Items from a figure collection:

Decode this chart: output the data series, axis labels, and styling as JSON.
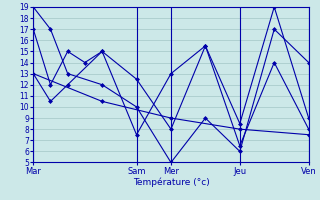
{
  "bg_color": "#cce8e8",
  "grid_color": "#aacccc",
  "line_color": "#0000aa",
  "ylim": [
    5,
    19
  ],
  "yticks": [
    5,
    6,
    7,
    8,
    9,
    10,
    11,
    12,
    13,
    14,
    15,
    16,
    17,
    18,
    19
  ],
  "xlabel": "Température (°c)",
  "xlabel_color": "#0000aa",
  "x_tick_labels": [
    "Mar",
    "Sam",
    "Mer",
    "Jeu",
    "Ven"
  ],
  "x_tick_positions": [
    0,
    12,
    16,
    24,
    32
  ],
  "xlim": [
    0,
    32
  ],
  "x_dividers": [
    0,
    12,
    16,
    24,
    32
  ],
  "series": [
    {
      "x": [
        0,
        2,
        4,
        8,
        12,
        16,
        20,
        24,
        28,
        32
      ],
      "y": [
        19,
        17,
        13,
        12,
        10,
        5,
        9,
        6,
        17,
        14
      ]
    },
    {
      "x": [
        0,
        2,
        4,
        8,
        12,
        16,
        20,
        24,
        28,
        32
      ],
      "y": [
        13,
        10.5,
        12,
        15,
        12.5,
        8,
        15.5,
        8.5,
        19,
        9
      ]
    },
    {
      "x": [
        0,
        2,
        4,
        6,
        8,
        12,
        16,
        20,
        24,
        28,
        32
      ],
      "y": [
        17,
        12,
        15,
        14,
        15,
        7.5,
        13,
        15.5,
        6.5,
        14,
        8
      ]
    },
    {
      "x": [
        0,
        8,
        16,
        24,
        32
      ],
      "y": [
        13,
        10.5,
        9,
        8,
        7.5
      ]
    }
  ]
}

:: What you will do ::
Each entry above should be reproduced exactly, with the pictures removed.

:: Written answer ::
Decode this chart: output the data series, axis labels, and styling as JSON.
{
  "bg_color": "#cce8e8",
  "grid_color": "#aacccc",
  "line_color": "#0000aa",
  "ylim": [
    5,
    19
  ],
  "yticks": [
    5,
    6,
    7,
    8,
    9,
    10,
    11,
    12,
    13,
    14,
    15,
    16,
    17,
    18,
    19
  ],
  "xlabel": "Température (°c)",
  "xlabel_color": "#0000aa",
  "x_tick_labels": [
    "Mar",
    "Sam",
    "Mer",
    "Jeu",
    "Ven"
  ],
  "x_tick_positions": [
    0,
    12,
    16,
    24,
    32
  ],
  "xlim": [
    0,
    32
  ],
  "x_dividers": [
    0,
    12,
    16,
    24,
    32
  ],
  "series": [
    {
      "x": [
        0,
        2,
        4,
        8,
        12,
        16,
        20,
        24,
        28,
        32
      ],
      "y": [
        19,
        17,
        13,
        12,
        10,
        5,
        9,
        6,
        17,
        14
      ]
    },
    {
      "x": [
        0,
        2,
        4,
        8,
        12,
        16,
        20,
        24,
        28,
        32
      ],
      "y": [
        13,
        10.5,
        12,
        15,
        12.5,
        8,
        15.5,
        8.5,
        19,
        9
      ]
    },
    {
      "x": [
        0,
        2,
        4,
        6,
        8,
        12,
        16,
        20,
        24,
        28,
        32
      ],
      "y": [
        17,
        12,
        15,
        14,
        15,
        7.5,
        13,
        15.5,
        6.5,
        14,
        8
      ]
    },
    {
      "x": [
        0,
        8,
        16,
        24,
        32
      ],
      "y": [
        13,
        10.5,
        9,
        8,
        7.5
      ]
    }
  ]
}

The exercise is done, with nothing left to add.